>> start
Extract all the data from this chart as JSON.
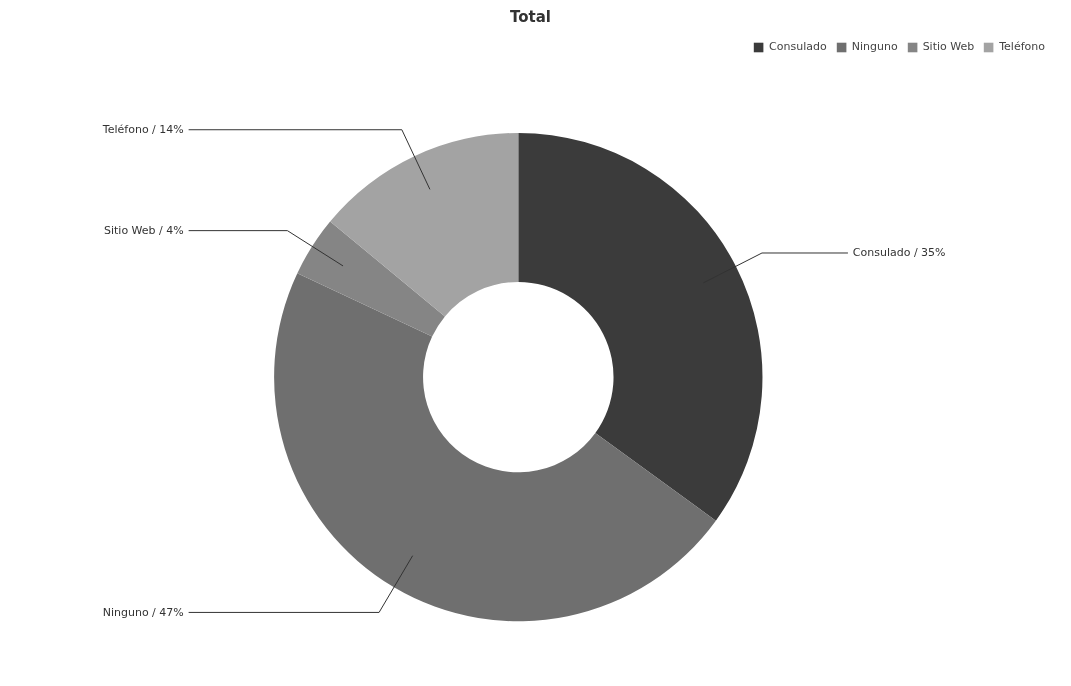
{
  "chart_data": {
    "type": "donut",
    "title": "Total",
    "categories": [
      "Consulado",
      "Ninguno",
      "Sitio Web",
      "Teléfono"
    ],
    "values": [
      35,
      47,
      4,
      14
    ],
    "colors": [
      "#3b3b3b",
      "#6f6f6f",
      "#858585",
      "#a3a3a3"
    ],
    "value_labels": [
      "Consulado / 35%",
      "Ninguno / 47%",
      "Sitio Web / 4%",
      "Teléfono / 14%"
    ],
    "legend": "top right"
  }
}
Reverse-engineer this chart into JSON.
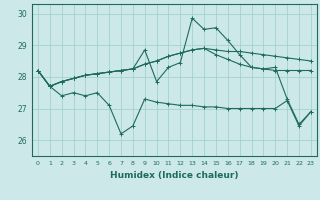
{
  "xlabel": "Humidex (Indice chaleur)",
  "xlim": [
    -0.5,
    23.5
  ],
  "ylim": [
    25.5,
    30.3
  ],
  "yticks": [
    26,
    27,
    28,
    29,
    30
  ],
  "xticks": [
    0,
    1,
    2,
    3,
    4,
    5,
    6,
    7,
    8,
    9,
    10,
    11,
    12,
    13,
    14,
    15,
    16,
    17,
    18,
    19,
    20,
    21,
    22,
    23
  ],
  "bg_color": "#cce8e8",
  "line_color": "#1e6b5e",
  "series": [
    [
      28.2,
      27.7,
      27.85,
      27.95,
      28.05,
      28.1,
      28.15,
      28.2,
      28.25,
      28.85,
      27.85,
      28.3,
      28.45,
      29.85,
      29.5,
      29.55,
      29.15,
      28.7,
      28.3,
      28.25,
      28.3,
      27.3,
      26.5,
      26.9
    ],
    [
      28.2,
      27.7,
      27.85,
      27.95,
      28.05,
      28.1,
      28.15,
      28.2,
      28.25,
      28.4,
      28.5,
      28.65,
      28.75,
      28.85,
      28.9,
      28.7,
      28.55,
      28.4,
      28.3,
      28.25,
      28.2,
      28.2,
      28.2,
      28.2
    ],
    [
      28.2,
      27.7,
      27.85,
      27.95,
      28.05,
      28.1,
      28.15,
      28.2,
      28.25,
      28.4,
      28.5,
      28.65,
      28.75,
      28.85,
      28.9,
      28.85,
      28.8,
      28.8,
      28.75,
      28.7,
      28.65,
      28.6,
      28.55,
      28.5
    ],
    [
      28.2,
      27.7,
      27.4,
      27.5,
      27.4,
      27.5,
      27.1,
      26.2,
      26.45,
      27.3,
      27.2,
      27.15,
      27.1,
      27.1,
      27.05,
      27.05,
      27.0,
      27.0,
      27.0,
      27.0,
      27.0,
      27.25,
      26.45,
      26.9
    ]
  ]
}
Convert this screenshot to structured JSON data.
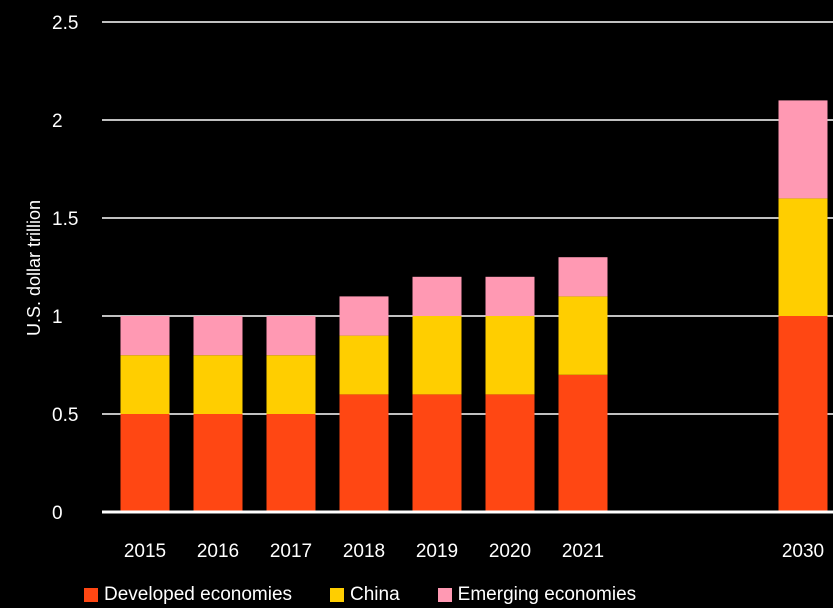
{
  "chart_data": {
    "type": "bar",
    "stacked": true,
    "categories": [
      "2015",
      "2016",
      "2017",
      "2018",
      "2019",
      "2020",
      "2021",
      "2030"
    ],
    "series": [
      {
        "name": "Developed economies",
        "color": "#ff4713",
        "values": [
          0.5,
          0.5,
          0.5,
          0.6,
          0.6,
          0.6,
          0.7,
          1.0
        ]
      },
      {
        "name": "China",
        "color": "#ffce00",
        "values": [
          0.3,
          0.3,
          0.3,
          0.3,
          0.4,
          0.4,
          0.4,
          0.6
        ]
      },
      {
        "name": "Emerging economies",
        "color": "#ff99b3",
        "values": [
          0.2,
          0.2,
          0.2,
          0.2,
          0.2,
          0.2,
          0.2,
          0.5
        ]
      }
    ],
    "ylabel": "U.S. dollar trillion",
    "ylim": [
      0,
      2.5
    ],
    "yticks": [
      "0",
      "0.5",
      "1",
      "1.5",
      "2",
      "2.5"
    ],
    "grid": true,
    "legend_position": "bottom"
  }
}
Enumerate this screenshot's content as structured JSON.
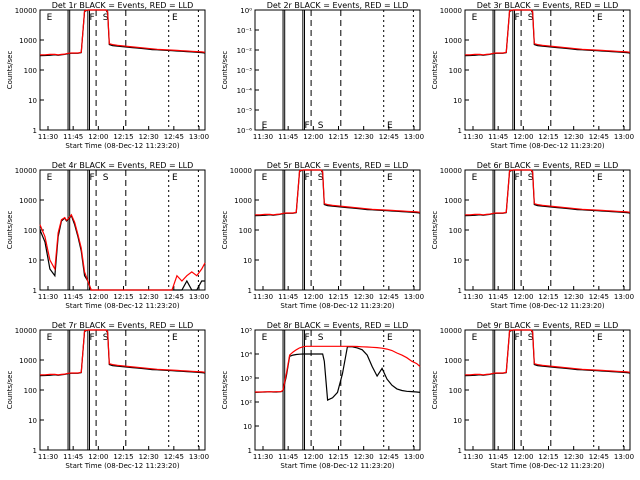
{
  "chart_data": [
    {
      "type": "line",
      "title": "Det 1r BLACK = Events, RED = LLD",
      "xlabel": "Start Time (08-Dec-12 11:23:20)",
      "ylabel": "Counts/sec",
      "yscale": "log",
      "ylim": [
        1,
        10000
      ],
      "ytick_labels": [
        "1",
        "10",
        "100",
        "1000",
        "10000"
      ],
      "x_tick_labels": [
        "11:30",
        "11:45",
        "12:00",
        "12:15",
        "12:30",
        "12:45",
        "13:00"
      ],
      "xlim": [
        0,
        100
      ],
      "markers": [
        "E",
        "F",
        "S",
        "E"
      ],
      "series": [
        {
          "name": "Events",
          "color": "#000000"
        },
        {
          "name": "LLD",
          "color": "#ff0000"
        }
      ],
      "profile": "flare"
    },
    {
      "type": "line",
      "title": "Det 2r BLACK = Events, RED = LLD",
      "xlabel": "",
      "ylabel": "Counts/sec",
      "yscale": "log",
      "ylim": [
        1,
        1e-06
      ],
      "ytick_labels": [
        "10⁻⁶",
        "10⁻⁵",
        "10⁻⁴",
        "10⁻³",
        "10⁻²",
        "10⁻¹",
        "10⁰"
      ],
      "x_tick_labels": [
        "11:30",
        "11:45",
        "12:00",
        "12:15",
        "12:30",
        "12:45",
        "13:00"
      ],
      "xlim": [
        0,
        100
      ],
      "markers": [
        "E",
        "F",
        "S",
        "E"
      ],
      "series": [
        {
          "name": "Events",
          "color": "#000000"
        },
        {
          "name": "LLD",
          "color": "#ff0000"
        }
      ],
      "profile": "none"
    },
    {
      "type": "line",
      "title": "Det 3r BLACK = Events, RED = LLD",
      "xlabel": "Start Time (08-Dec-12 11:23:20)",
      "ylabel": "Counts/sec",
      "yscale": "log",
      "ylim": [
        1,
        10000
      ],
      "ytick_labels": [
        "1",
        "10",
        "100",
        "1000",
        "10000"
      ],
      "x_tick_labels": [
        "11:30",
        "11:45",
        "12:00",
        "12:15",
        "12:30",
        "12:45",
        "13:00"
      ],
      "xlim": [
        0,
        100
      ],
      "markers": [
        "E",
        "F",
        "S",
        "E"
      ],
      "series": [
        {
          "name": "Events",
          "color": "#000000"
        },
        {
          "name": "LLD",
          "color": "#ff0000"
        }
      ],
      "profile": "flare"
    },
    {
      "type": "line",
      "title": "Det 4r BLACK = Events, RED = LLD",
      "xlabel": "Start Time (08-Dec-12 11:23:20)",
      "ylabel": "Counts/sec",
      "yscale": "log",
      "ylim": [
        1,
        10000
      ],
      "ytick_labels": [
        "1",
        "10",
        "100",
        "1000",
        "10000"
      ],
      "x_tick_labels": [
        "11:30",
        "11:45",
        "12:00",
        "12:15",
        "12:30",
        "12:45",
        "13:00"
      ],
      "xlim": [
        0,
        100
      ],
      "markers": [
        "E",
        "F",
        "S",
        "E"
      ],
      "series": [
        {
          "name": "Events",
          "color": "#000000"
        },
        {
          "name": "LLD",
          "color": "#ff0000"
        }
      ],
      "profile": "noisy"
    },
    {
      "type": "line",
      "title": "Det 5r BLACK = Events, RED = LLD",
      "xlabel": "Start Time (08-Dec-12 11:23:20)",
      "ylabel": "Counts/sec",
      "yscale": "log",
      "ylim": [
        1,
        10000
      ],
      "ytick_labels": [
        "1",
        "10",
        "100",
        "1000",
        "10000"
      ],
      "x_tick_labels": [
        "11:30",
        "11:45",
        "12:00",
        "12:15",
        "12:30",
        "12:45",
        "13:00"
      ],
      "xlim": [
        0,
        100
      ],
      "markers": [
        "E",
        "F",
        "S",
        "E"
      ],
      "series": [
        {
          "name": "Events",
          "color": "#000000"
        },
        {
          "name": "LLD",
          "color": "#ff0000"
        }
      ],
      "profile": "flare"
    },
    {
      "type": "line",
      "title": "Det 6r BLACK = Events, RED = LLD",
      "xlabel": "Start Time (08-Dec-12 11:23:20)",
      "ylabel": "Counts/sec",
      "yscale": "log",
      "ylim": [
        1,
        10000
      ],
      "ytick_labels": [
        "1",
        "10",
        "100",
        "1000",
        "10000"
      ],
      "x_tick_labels": [
        "11:30",
        "11:45",
        "12:00",
        "12:15",
        "12:30",
        "12:45",
        "13:00"
      ],
      "xlim": [
        0,
        100
      ],
      "markers": [
        "E",
        "F",
        "S",
        "E"
      ],
      "series": [
        {
          "name": "Events",
          "color": "#000000"
        },
        {
          "name": "LLD",
          "color": "#ff0000"
        }
      ],
      "profile": "flare"
    },
    {
      "type": "line",
      "title": "Det 7r BLACK = Events, RED = LLD",
      "xlabel": "Start Time (08-Dec-12 11:23:20)",
      "ylabel": "Counts/sec",
      "yscale": "log",
      "ylim": [
        1,
        10000
      ],
      "ytick_labels": [
        "1",
        "10",
        "100",
        "1000",
        "10000"
      ],
      "x_tick_labels": [
        "11:30",
        "11:45",
        "12:00",
        "12:15",
        "12:30",
        "12:45",
        "13:00"
      ],
      "xlim": [
        0,
        100
      ],
      "markers": [
        "E",
        "F",
        "S",
        "E"
      ],
      "series": [
        {
          "name": "Events",
          "color": "#000000"
        },
        {
          "name": "LLD",
          "color": "#ff0000"
        }
      ],
      "profile": "flare"
    },
    {
      "type": "line",
      "title": "Det 8r BLACK = Events, RED = LLD",
      "xlabel": "Start Time (08-Dec-12 11:23:20)",
      "ylabel": "Counts/sec",
      "yscale": "log",
      "ylim": [
        1,
        100000
      ],
      "ytick_labels": [
        "1",
        "10",
        "10²",
        "10³",
        "10⁴",
        "10⁵"
      ],
      "x_tick_labels": [
        "11:30",
        "11:45",
        "12:00",
        "12:15",
        "12:30",
        "12:45",
        "13:00"
      ],
      "xlim": [
        0,
        100
      ],
      "markers": [
        "E",
        "F",
        "S",
        "E"
      ],
      "series": [
        {
          "name": "Events",
          "color": "#000000"
        },
        {
          "name": "LLD",
          "color": "#ff0000"
        }
      ],
      "profile": "det8"
    },
    {
      "type": "line",
      "title": "Det 9r BLACK = Events, RED = LLD",
      "xlabel": "Start Time (08-Dec-12 11:23:20)",
      "ylabel": "Counts/sec",
      "yscale": "log",
      "ylim": [
        1,
        10000
      ],
      "ytick_labels": [
        "1",
        "10",
        "100",
        "1000",
        "10000"
      ],
      "x_tick_labels": [
        "11:30",
        "11:45",
        "12:00",
        "12:15",
        "12:30",
        "12:45",
        "13:00"
      ],
      "xlim": [
        0,
        100
      ],
      "markers": [
        "E",
        "F",
        "S",
        "E"
      ],
      "series": [
        {
          "name": "Events",
          "color": "#000000"
        },
        {
          "name": "LLD",
          "color": "#ff0000"
        }
      ],
      "profile": "flare"
    }
  ],
  "shared": {
    "time_points": [
      0,
      3,
      6,
      9,
      11,
      13,
      15,
      16,
      17,
      19,
      21,
      23,
      25,
      27,
      29,
      31,
      33,
      35,
      37,
      38,
      39,
      40,
      41,
      42,
      44,
      47,
      50,
      53,
      56,
      59,
      62,
      65,
      68,
      71,
      74,
      77,
      80,
      83,
      86,
      89,
      92,
      95,
      98,
      100
    ],
    "flare_events": [
      300,
      305,
      310,
      320,
      310,
      320,
      330,
      340,
      350,
      360,
      360,
      360,
      380,
      9000,
      10000,
      10000,
      10000,
      10000,
      10000,
      10000,
      10000,
      10000,
      8000,
      700,
      650,
      620,
      600,
      580,
      560,
      540,
      520,
      500,
      480,
      470,
      460,
      450,
      440,
      430,
      420,
      410,
      400,
      390,
      380,
      370
    ],
    "flare_lld": [
      320,
      320,
      330,
      330,
      320,
      330,
      340,
      350,
      360,
      370,
      370,
      370,
      390,
      9500,
      10000,
      10000,
      10000,
      10000,
      10000,
      10000,
      10000,
      10000,
      9000,
      750,
      700,
      660,
      640,
      610,
      590,
      570,
      550,
      530,
      510,
      490,
      480,
      470,
      460,
      450,
      440,
      430,
      420,
      410,
      400,
      390
    ],
    "det8_events": [
      250,
      255,
      260,
      265,
      260,
      262,
      265,
      270,
      300,
      1200,
      8000,
      9000,
      9500,
      9800,
      10000,
      10000,
      10000,
      10000,
      10000,
      10000,
      10000,
      10000,
      10000,
      5000,
      120,
      150,
      250,
      1500,
      20000,
      20000,
      18000,
      15000,
      9000,
      3000,
      1200,
      2500,
      900,
      500,
      350,
      300,
      280,
      270,
      260,
      250
    ],
    "det8_lld": [
      260,
      262,
      265,
      268,
      265,
      268,
      270,
      275,
      320,
      1500,
      9000,
      12000,
      15000,
      18000,
      20000,
      21000,
      21000,
      21000,
      21000,
      21000,
      21000,
      21000,
      21000,
      21000,
      21000,
      21000,
      21000,
      21000,
      21000,
      21000,
      20500,
      20000,
      19500,
      19000,
      18500,
      17500,
      16000,
      14000,
      11000,
      9000,
      7000,
      5000,
      4000,
      3000
    ],
    "det4_events": [
      100,
      40,
      5,
      3,
      60,
      200,
      250,
      200,
      220,
      300,
      150,
      60,
      20,
      3,
      2,
      1,
      1,
      1,
      1,
      1,
      1,
      1,
      1,
      1,
      1,
      1,
      1,
      1,
      1,
      1,
      1,
      1,
      1,
      1,
      1,
      1,
      1,
      1,
      1,
      2,
      1,
      1,
      2,
      2
    ],
    "det4_lld": [
      150,
      60,
      10,
      5,
      80,
      220,
      260,
      210,
      230,
      320,
      180,
      70,
      25,
      4,
      2,
      1,
      1,
      1,
      1,
      1,
      1,
      1,
      1,
      1,
      1,
      1,
      1,
      1,
      1,
      1,
      1,
      1,
      1,
      1,
      1,
      1,
      1,
      3,
      2,
      3,
      4,
      3,
      5,
      8
    ]
  }
}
>> end
- [Task prompt]
Scan the listing above. Collect all lines with the word "economies".

- [The answer]
        "name": "Developed economies",
        "name": "Emerging economies",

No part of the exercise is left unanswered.